* [Goal]: Lines containing "intensity" are to be counted. Give the number and nothing more.

• • • •

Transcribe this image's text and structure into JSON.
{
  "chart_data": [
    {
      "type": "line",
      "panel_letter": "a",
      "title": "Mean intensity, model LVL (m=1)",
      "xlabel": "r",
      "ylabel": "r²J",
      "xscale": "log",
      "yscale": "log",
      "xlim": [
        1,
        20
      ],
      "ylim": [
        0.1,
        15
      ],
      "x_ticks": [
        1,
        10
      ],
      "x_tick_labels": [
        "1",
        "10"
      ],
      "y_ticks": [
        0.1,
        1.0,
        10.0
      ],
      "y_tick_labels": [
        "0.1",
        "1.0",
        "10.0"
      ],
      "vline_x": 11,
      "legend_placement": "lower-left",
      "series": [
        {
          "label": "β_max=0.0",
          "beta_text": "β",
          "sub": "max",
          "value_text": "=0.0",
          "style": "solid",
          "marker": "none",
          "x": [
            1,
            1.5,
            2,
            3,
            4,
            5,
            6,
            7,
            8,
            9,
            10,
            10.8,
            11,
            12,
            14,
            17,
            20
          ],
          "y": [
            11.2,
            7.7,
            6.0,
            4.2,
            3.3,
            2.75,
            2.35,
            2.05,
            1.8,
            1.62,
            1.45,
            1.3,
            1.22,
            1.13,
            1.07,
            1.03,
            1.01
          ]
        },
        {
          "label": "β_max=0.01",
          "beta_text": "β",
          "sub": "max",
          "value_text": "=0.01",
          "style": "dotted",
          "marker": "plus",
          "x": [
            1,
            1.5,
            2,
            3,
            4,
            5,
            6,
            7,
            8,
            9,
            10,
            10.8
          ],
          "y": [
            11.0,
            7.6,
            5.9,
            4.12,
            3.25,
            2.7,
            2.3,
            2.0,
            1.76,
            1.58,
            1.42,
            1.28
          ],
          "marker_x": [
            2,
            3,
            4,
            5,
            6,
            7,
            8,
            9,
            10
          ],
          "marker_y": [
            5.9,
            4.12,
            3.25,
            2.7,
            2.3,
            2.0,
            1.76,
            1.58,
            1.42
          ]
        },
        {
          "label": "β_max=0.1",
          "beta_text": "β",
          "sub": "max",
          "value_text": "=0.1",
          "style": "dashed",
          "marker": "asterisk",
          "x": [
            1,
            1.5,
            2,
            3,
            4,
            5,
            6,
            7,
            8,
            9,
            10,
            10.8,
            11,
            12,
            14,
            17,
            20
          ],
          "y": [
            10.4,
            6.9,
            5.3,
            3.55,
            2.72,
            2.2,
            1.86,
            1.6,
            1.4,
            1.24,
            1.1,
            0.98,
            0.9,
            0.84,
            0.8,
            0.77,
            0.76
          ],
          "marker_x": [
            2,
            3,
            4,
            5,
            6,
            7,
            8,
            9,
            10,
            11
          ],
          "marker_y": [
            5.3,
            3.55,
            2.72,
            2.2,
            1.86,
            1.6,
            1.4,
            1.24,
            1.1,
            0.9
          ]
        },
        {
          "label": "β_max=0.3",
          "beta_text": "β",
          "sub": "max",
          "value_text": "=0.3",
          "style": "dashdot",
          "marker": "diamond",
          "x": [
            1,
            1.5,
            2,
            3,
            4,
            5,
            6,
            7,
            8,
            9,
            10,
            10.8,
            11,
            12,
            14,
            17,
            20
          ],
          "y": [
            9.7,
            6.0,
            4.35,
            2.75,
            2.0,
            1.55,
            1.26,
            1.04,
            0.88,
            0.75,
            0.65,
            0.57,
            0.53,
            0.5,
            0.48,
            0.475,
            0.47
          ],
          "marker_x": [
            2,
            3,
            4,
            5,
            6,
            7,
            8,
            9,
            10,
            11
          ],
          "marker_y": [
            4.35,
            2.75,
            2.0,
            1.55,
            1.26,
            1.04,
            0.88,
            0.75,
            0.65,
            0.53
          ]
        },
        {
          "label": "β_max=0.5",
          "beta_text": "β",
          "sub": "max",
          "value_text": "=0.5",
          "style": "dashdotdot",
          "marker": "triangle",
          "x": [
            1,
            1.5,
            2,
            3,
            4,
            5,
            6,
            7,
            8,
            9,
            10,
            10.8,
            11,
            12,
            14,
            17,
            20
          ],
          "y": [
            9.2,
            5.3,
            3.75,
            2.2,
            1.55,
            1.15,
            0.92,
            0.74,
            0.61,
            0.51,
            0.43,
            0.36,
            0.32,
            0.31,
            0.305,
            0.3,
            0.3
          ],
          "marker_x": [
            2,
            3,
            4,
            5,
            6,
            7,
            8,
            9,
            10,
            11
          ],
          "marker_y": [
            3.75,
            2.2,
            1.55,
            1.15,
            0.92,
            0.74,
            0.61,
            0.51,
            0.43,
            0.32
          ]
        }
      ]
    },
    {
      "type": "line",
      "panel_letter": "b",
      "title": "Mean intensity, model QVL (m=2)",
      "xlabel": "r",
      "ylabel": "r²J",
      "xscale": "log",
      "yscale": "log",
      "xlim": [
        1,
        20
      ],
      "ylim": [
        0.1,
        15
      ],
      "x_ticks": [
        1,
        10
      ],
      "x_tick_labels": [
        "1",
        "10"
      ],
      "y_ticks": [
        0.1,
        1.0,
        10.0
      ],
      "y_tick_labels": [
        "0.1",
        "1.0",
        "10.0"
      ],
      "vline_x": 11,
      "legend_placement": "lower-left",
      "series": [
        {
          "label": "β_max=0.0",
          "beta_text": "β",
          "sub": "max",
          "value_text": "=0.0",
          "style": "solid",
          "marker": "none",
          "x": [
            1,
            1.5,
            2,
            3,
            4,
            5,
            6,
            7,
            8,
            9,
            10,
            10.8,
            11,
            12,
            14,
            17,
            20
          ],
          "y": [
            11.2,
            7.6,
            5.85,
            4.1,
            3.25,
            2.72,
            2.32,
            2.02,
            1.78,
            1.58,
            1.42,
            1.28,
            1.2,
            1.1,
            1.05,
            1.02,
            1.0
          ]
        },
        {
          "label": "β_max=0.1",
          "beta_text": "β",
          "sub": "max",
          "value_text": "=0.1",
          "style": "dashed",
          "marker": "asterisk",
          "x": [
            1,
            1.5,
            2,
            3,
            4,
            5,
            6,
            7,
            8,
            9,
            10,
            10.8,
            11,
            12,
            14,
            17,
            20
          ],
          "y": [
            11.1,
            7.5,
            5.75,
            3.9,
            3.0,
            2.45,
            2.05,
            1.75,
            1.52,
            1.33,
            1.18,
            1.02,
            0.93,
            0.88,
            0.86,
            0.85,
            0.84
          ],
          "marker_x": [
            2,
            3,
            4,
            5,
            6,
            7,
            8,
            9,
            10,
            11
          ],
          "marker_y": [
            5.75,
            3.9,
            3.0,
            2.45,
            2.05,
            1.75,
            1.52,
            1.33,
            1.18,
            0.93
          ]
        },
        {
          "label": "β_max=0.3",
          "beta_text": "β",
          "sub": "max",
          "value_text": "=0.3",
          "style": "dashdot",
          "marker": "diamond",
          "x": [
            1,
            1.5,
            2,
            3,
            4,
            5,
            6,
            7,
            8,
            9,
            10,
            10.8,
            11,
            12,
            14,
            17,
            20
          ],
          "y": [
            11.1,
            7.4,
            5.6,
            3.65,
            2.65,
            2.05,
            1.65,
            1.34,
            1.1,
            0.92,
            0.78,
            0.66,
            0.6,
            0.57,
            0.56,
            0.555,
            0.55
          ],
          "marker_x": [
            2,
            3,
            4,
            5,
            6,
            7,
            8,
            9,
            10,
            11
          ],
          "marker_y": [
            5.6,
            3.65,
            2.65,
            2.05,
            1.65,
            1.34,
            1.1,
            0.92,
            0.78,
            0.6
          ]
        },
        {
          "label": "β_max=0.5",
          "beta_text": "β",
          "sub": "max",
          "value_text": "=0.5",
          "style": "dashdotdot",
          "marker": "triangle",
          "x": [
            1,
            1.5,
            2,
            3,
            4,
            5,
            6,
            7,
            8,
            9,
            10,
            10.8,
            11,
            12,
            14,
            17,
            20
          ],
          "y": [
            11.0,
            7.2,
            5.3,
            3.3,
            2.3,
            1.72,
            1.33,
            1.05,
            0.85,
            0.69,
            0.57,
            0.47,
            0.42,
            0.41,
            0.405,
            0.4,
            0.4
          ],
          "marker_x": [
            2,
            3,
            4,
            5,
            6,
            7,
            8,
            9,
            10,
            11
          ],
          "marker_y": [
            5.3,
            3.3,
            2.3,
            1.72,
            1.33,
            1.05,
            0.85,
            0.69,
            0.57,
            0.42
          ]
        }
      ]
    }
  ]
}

• • • •

* [Response]: 2